Can you rewrite the listing below with every "patch" replaced by "parcel" and nothing else changed?

Exercise materials -
>>>

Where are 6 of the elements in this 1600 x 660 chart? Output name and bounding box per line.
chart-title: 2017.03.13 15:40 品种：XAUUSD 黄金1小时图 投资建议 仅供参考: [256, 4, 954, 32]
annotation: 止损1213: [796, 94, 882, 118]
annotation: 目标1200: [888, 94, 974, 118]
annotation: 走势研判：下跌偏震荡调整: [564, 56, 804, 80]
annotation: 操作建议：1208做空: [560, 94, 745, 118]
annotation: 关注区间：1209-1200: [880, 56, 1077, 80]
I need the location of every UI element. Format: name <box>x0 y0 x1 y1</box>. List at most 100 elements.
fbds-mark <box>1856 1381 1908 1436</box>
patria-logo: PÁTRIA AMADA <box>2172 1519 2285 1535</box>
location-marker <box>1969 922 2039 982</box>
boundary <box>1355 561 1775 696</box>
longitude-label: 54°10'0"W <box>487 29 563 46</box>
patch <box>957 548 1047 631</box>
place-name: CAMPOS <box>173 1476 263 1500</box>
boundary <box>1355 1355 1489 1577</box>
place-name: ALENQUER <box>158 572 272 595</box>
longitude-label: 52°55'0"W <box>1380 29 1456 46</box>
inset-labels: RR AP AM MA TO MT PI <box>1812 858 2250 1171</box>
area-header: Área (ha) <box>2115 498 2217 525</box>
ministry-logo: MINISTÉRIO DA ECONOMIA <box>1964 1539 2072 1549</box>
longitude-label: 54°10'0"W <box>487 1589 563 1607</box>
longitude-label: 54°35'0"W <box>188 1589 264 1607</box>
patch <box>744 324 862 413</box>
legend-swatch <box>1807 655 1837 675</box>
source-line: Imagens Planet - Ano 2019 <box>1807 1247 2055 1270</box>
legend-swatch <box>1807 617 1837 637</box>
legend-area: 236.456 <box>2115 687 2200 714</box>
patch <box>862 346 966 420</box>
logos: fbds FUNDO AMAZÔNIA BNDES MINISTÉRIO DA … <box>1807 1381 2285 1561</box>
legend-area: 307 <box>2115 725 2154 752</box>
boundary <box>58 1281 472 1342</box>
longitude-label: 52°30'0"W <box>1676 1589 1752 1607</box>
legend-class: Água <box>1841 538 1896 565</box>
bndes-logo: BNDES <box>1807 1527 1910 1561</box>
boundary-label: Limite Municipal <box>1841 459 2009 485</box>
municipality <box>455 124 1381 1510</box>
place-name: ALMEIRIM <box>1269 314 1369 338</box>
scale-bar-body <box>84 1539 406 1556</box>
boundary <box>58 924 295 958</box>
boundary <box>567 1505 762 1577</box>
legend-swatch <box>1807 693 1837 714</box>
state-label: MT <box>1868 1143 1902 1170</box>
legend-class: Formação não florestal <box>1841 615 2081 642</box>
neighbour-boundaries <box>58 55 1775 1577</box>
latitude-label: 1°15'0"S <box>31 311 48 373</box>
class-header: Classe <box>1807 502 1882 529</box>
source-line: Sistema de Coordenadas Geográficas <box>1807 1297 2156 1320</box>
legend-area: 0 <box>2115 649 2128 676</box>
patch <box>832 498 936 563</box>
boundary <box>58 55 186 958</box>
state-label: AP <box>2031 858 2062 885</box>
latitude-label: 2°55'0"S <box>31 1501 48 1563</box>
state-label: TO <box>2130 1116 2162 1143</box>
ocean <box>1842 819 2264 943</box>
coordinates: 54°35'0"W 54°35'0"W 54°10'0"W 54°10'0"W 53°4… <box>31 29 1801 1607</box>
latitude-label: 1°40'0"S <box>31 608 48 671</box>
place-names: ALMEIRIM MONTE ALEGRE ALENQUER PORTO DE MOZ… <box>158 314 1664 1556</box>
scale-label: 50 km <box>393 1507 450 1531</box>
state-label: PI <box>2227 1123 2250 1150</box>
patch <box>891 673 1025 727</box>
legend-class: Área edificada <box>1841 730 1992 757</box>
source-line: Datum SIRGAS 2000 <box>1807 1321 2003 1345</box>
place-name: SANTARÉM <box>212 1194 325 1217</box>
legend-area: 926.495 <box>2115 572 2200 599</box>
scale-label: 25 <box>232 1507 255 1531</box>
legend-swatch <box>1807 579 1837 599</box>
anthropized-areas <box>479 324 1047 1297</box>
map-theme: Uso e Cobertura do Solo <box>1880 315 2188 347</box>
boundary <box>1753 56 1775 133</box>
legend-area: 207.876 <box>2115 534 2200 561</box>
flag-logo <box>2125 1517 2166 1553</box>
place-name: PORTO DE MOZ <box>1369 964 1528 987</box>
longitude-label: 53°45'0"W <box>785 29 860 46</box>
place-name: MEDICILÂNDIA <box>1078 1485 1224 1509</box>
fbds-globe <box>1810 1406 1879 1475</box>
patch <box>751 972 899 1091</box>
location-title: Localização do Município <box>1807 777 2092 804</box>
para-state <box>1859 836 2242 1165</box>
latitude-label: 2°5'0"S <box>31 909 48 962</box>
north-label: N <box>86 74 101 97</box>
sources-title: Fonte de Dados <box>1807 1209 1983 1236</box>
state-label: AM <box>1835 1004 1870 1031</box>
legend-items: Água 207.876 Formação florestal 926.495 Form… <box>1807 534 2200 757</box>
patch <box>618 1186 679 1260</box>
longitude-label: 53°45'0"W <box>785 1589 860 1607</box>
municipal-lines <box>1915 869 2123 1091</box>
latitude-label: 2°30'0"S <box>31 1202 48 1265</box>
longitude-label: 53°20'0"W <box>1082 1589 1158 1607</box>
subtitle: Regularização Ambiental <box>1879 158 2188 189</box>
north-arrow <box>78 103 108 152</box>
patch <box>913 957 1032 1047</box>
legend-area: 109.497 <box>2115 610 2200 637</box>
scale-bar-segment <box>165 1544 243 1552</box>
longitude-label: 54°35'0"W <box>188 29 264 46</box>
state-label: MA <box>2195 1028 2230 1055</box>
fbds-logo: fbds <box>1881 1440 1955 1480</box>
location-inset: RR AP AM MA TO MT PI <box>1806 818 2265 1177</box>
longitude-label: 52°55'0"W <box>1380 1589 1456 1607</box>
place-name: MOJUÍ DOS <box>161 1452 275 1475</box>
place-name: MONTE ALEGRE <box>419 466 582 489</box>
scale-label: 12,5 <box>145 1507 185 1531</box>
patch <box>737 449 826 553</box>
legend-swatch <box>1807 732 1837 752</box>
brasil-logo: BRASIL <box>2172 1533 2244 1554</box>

<<<

Solution for this exercise -
Where are 6 of the elements in this 1600 x 660 chart? Output name and bounding box per line.
chart-title: 2017.03.13 15:40 品种：XAUUSD 黄金1小时图 投资建议 仅供参考: [256, 4, 954, 32]
annotation: 止损1213: [796, 94, 882, 118]
annotation: 目标1200: [888, 94, 974, 118]
annotation: 走势研判：下跌偏震荡调整: [564, 56, 804, 80]
annotation: 操作建议：1208做空: [560, 94, 745, 118]
annotation: 关注区间：1209-1200: [880, 56, 1077, 80]
I need the location of every UI element. Format: name <box>x0 y0 x1 y1</box>. List at most 100 elements.
fbds-mark <box>1856 1381 1908 1436</box>
patria-logo: PÁTRIA AMADA <box>2172 1519 2285 1535</box>
location-marker <box>1969 922 2039 982</box>
boundary <box>1355 561 1775 696</box>
longitude-label: 54°10'0"W <box>487 29 563 46</box>
parcel <box>957 548 1047 631</box>
place-name: CAMPOS <box>173 1476 263 1500</box>
boundary <box>1355 1355 1489 1577</box>
place-name: ALENQUER <box>158 572 272 595</box>
longitude-label: 52°55'0"W <box>1380 29 1456 46</box>
inset-labels: RR AP AM MA TO MT PI <box>1812 858 2250 1171</box>
area-header: Área (ha) <box>2115 498 2217 525</box>
ministry-logo: MINISTÉRIO DA ECONOMIA <box>1964 1539 2072 1549</box>
longitude-label: 54°10'0"W <box>487 1589 563 1607</box>
longitude-label: 54°35'0"W <box>188 1589 264 1607</box>
parcel <box>744 324 862 413</box>
legend-swatch <box>1807 655 1837 675</box>
source-line: Imagens Planet - Ano 2019 <box>1807 1247 2055 1270</box>
legend-swatch <box>1807 617 1837 637</box>
legend-area: 236.456 <box>2115 687 2200 714</box>
parcel <box>862 346 966 420</box>
logos: fbds FUNDO AMAZÔNIA BNDES MINISTÉRIO DA … <box>1807 1381 2285 1561</box>
legend-area: 307 <box>2115 725 2154 752</box>
boundary <box>58 1281 472 1342</box>
longitude-label: 52°30'0"W <box>1676 1589 1752 1607</box>
legend-class: Água <box>1841 538 1896 565</box>
bndes-logo: BNDES <box>1807 1527 1910 1561</box>
boundary-label: Limite Municipal <box>1841 459 2009 485</box>
municipality <box>455 124 1381 1510</box>
place-name: ALMEIRIM <box>1269 314 1369 338</box>
scale-bar-body <box>84 1539 406 1556</box>
boundary <box>58 924 295 958</box>
boundary <box>567 1505 762 1577</box>
legend-swatch <box>1807 693 1837 714</box>
state-label: MT <box>1868 1143 1902 1170</box>
legend-class: Formação não florestal <box>1841 615 2081 642</box>
neighbour-boundaries <box>58 55 1775 1577</box>
latitude-label: 1°15'0"S <box>31 311 48 373</box>
class-header: Classe <box>1807 502 1882 529</box>
source-line: Sistema de Coordenadas Geográficas <box>1807 1297 2156 1320</box>
legend-area: 0 <box>2115 649 2128 676</box>
parcel <box>832 498 936 563</box>
boundary <box>58 55 186 958</box>
state-label: AP <box>2031 858 2062 885</box>
latitude-label: 2°55'0"S <box>31 1501 48 1563</box>
state-label: TO <box>2130 1116 2162 1143</box>
ocean <box>1842 819 2264 943</box>
coordinates: 54°35'0"W 54°35'0"W 54°10'0"W 54°10'0"W 53°4… <box>31 29 1801 1607</box>
latitude-label: 1°40'0"S <box>31 608 48 671</box>
place-names: ALMEIRIM MONTE ALEGRE ALENQUER PORTO DE MOZ… <box>158 314 1664 1556</box>
scale-label: 50 km <box>393 1507 450 1531</box>
state-label: PI <box>2227 1123 2250 1150</box>
parcel <box>891 673 1025 727</box>
legend-class: Área edificada <box>1841 730 1992 757</box>
source-line: Datum SIRGAS 2000 <box>1807 1321 2003 1345</box>
place-name: SANTARÉM <box>212 1194 325 1217</box>
legend-area: 926.495 <box>2115 572 2200 599</box>
scale-label: 25 <box>232 1507 255 1531</box>
legend-swatch <box>1807 579 1837 599</box>
anthropized-areas <box>479 324 1047 1297</box>
map-theme: Uso e Cobertura do Solo <box>1880 315 2188 347</box>
boundary <box>1753 56 1775 133</box>
legend-area: 207.876 <box>2115 534 2200 561</box>
flag-logo <box>2125 1517 2166 1553</box>
place-name: PORTO DE MOZ <box>1369 964 1528 987</box>
longitude-label: 53°45'0"W <box>785 29 860 46</box>
place-name: MEDICILÂNDIA <box>1078 1485 1224 1509</box>
fbds-globe <box>1810 1406 1879 1475</box>
parcel <box>751 972 899 1091</box>
location-title: Localização do Município <box>1807 777 2092 804</box>
para-state <box>1859 836 2242 1165</box>
latitude-label: 2°5'0"S <box>31 909 48 962</box>
north-label: N <box>86 74 101 97</box>
sources-title: Fonte de Dados <box>1807 1209 1983 1236</box>
state-label: AM <box>1835 1004 1870 1031</box>
legend-items: Água 207.876 Formação florestal 926.495 Form… <box>1807 534 2200 757</box>
parcel <box>618 1186 679 1260</box>
longitude-label: 53°45'0"W <box>785 1589 860 1607</box>
municipal-lines <box>1915 869 2123 1091</box>
latitude-label: 2°30'0"S <box>31 1202 48 1265</box>
longitude-label: 53°20'0"W <box>1082 1589 1158 1607</box>
subtitle: Regularização Ambiental <box>1879 158 2188 189</box>
north-arrow <box>78 103 108 152</box>
parcel <box>913 957 1032 1047</box>
legend-area: 109.497 <box>2115 610 2200 637</box>
scale-bar-segment <box>165 1544 243 1552</box>
longitude-label: 54°35'0"W <box>188 29 264 46</box>
state-label: MA <box>2195 1028 2230 1055</box>
fbds-logo: fbds <box>1881 1440 1955 1480</box>
location-inset: RR AP AM MA TO MT PI <box>1806 818 2265 1177</box>
longitude-label: 52°55'0"W <box>1380 1589 1456 1607</box>
place-name: MOJUÍ DOS <box>161 1452 275 1475</box>
place-name: MONTE ALEGRE <box>419 466 582 489</box>
scale-label: 12,5 <box>145 1507 185 1531</box>
parcel <box>737 449 826 553</box>
legend-swatch <box>1807 732 1837 752</box>
brasil-logo: BRASIL <box>2172 1533 2244 1554</box>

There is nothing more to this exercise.